**Short exercise:** Lines containing the word "bulge" need to be counted. Please reply with how many there are, and nothing else.

[Records about charts and figures]
____

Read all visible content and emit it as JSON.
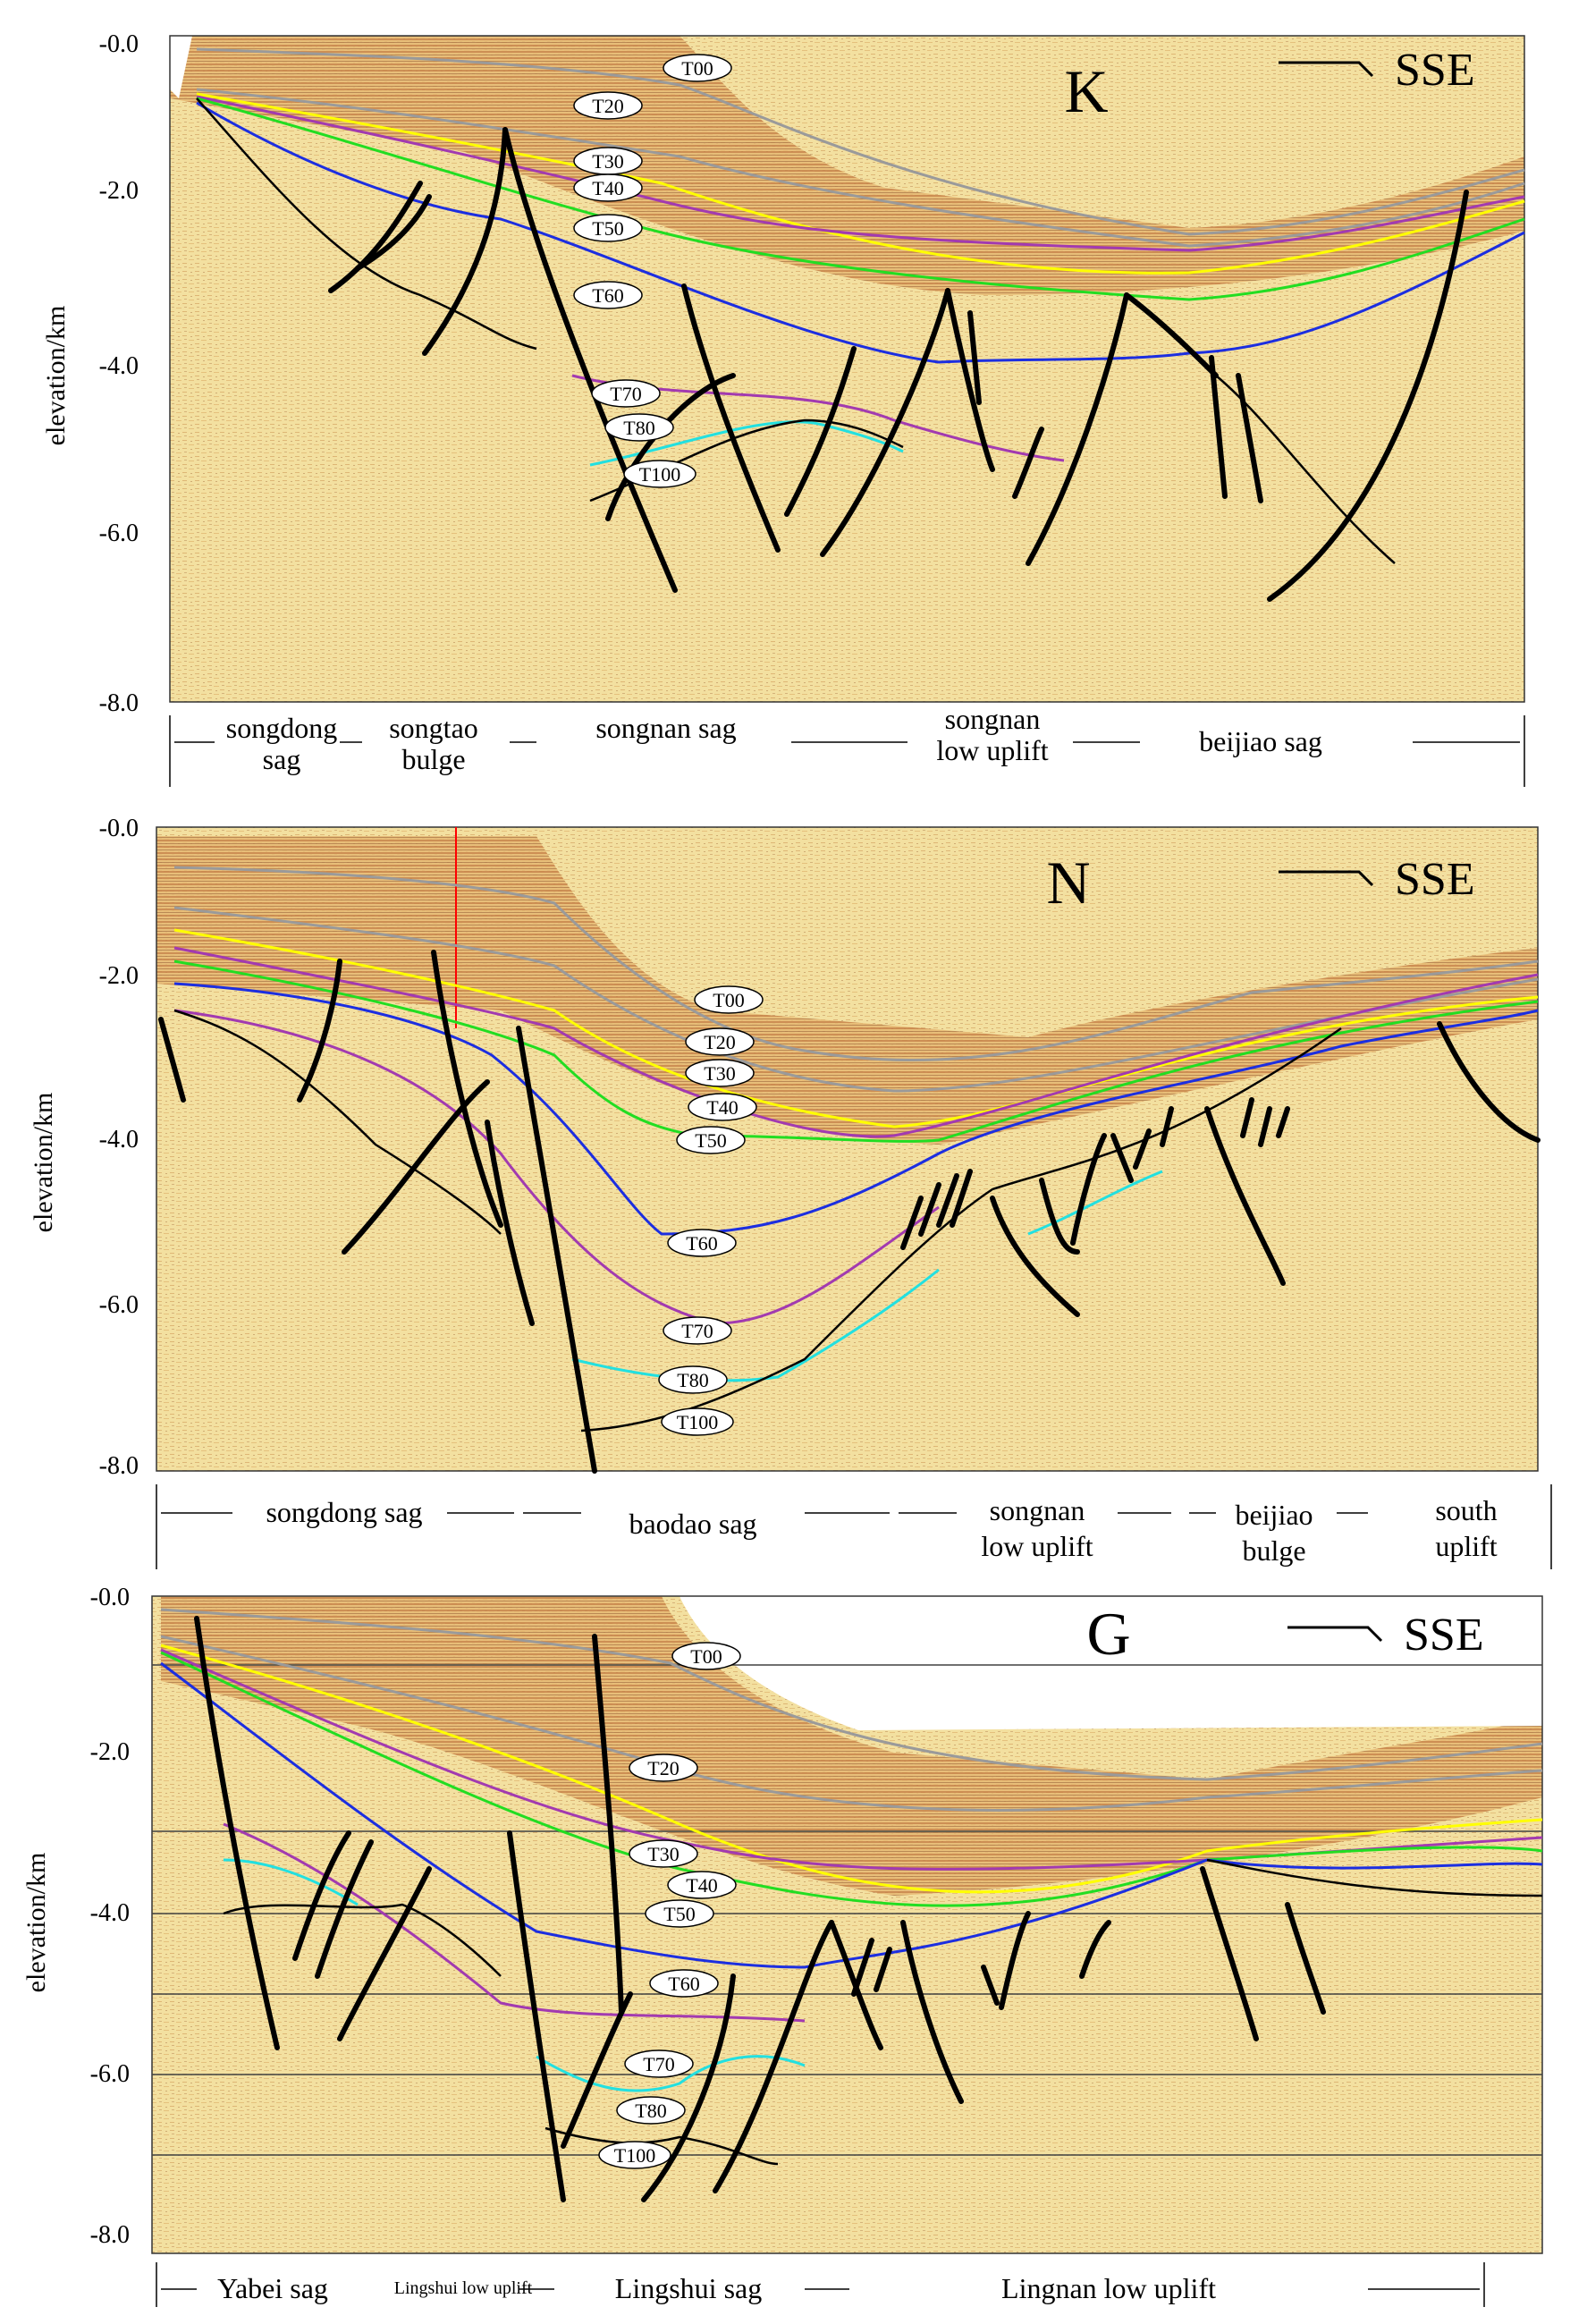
{
  "colors": {
    "seismic_bg": "#f3e0a0",
    "seismic_band": "#cf8f48",
    "seismic_dark": "#8b4a22",
    "horizon_T00": "#9a9a9a",
    "horizon_T20": "#9a9a9a",
    "horizon_T30": "#ffff00",
    "horizon_T40": "#a23ab0",
    "horizon_T50": "#22dd22",
    "horizon_T60": "#1c2ee0",
    "horizon_T70": "#a23ab0",
    "horizon_T80": "#22e0e0",
    "horizon_T100": "#000000",
    "fault": "#000000",
    "depth_gridline": "#404040"
  },
  "yaxis": {
    "title": "elevation/km",
    "ticks": [
      "-0.0",
      "-2.0",
      "-4.0",
      "-6.0",
      "-8.0"
    ]
  },
  "panels": [
    {
      "id": "K",
      "label": "K",
      "direction": "SSE",
      "horizon_labels": [
        "T00",
        "T20",
        "T30",
        "T40",
        "T50",
        "T60",
        "T70",
        "T80",
        "T100"
      ],
      "zones": [
        {
          "name": "songdong sag",
          "lines": [
            "songdong",
            "sag"
          ]
        },
        {
          "name": "songtao bulge",
          "lines": [
            "songtao",
            "bulge"
          ]
        },
        {
          "name": "songnan sag",
          "lines": [
            "songnan sag"
          ]
        },
        {
          "name": "songnan low uplift",
          "lines": [
            "songnan",
            "low uplift"
          ]
        },
        {
          "name": "beijiao sag",
          "lines": [
            "beijiao sag"
          ]
        }
      ]
    },
    {
      "id": "N",
      "label": "N",
      "direction": "SSE",
      "horizon_labels": [
        "T00",
        "T20",
        "T30",
        "T40",
        "T50",
        "T60",
        "T70",
        "T80",
        "T100"
      ],
      "zones": [
        {
          "name": "songdong sag",
          "lines": [
            "songdong sag"
          ]
        },
        {
          "name": "baodao sag",
          "lines": [
            "baodao sag"
          ]
        },
        {
          "name": "songnan low uplift",
          "lines": [
            "songnan",
            "low uplift"
          ]
        },
        {
          "name": "beijiao bulge",
          "lines": [
            "beijiao",
            "bulge"
          ]
        },
        {
          "name": "south uplift",
          "lines": [
            "south",
            "uplift"
          ]
        }
      ]
    },
    {
      "id": "G",
      "label": "G",
      "direction": "SSE",
      "horizon_labels": [
        "T00",
        "T20",
        "T30",
        "T40",
        "T50",
        "T60",
        "T70",
        "T80",
        "T100"
      ],
      "zones": [
        {
          "name": "Yabei sag",
          "lines": [
            "Yabei sag"
          ]
        },
        {
          "name": "Lingshui low uplift",
          "lines": [
            "Lingshui low uplift"
          ]
        },
        {
          "name": "Lingshui sag",
          "lines": [
            "Lingshui sag"
          ]
        },
        {
          "name": "Lingnan low uplift",
          "lines": [
            "Lingnan low uplift"
          ]
        }
      ]
    }
  ]
}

____

**The answer:** 4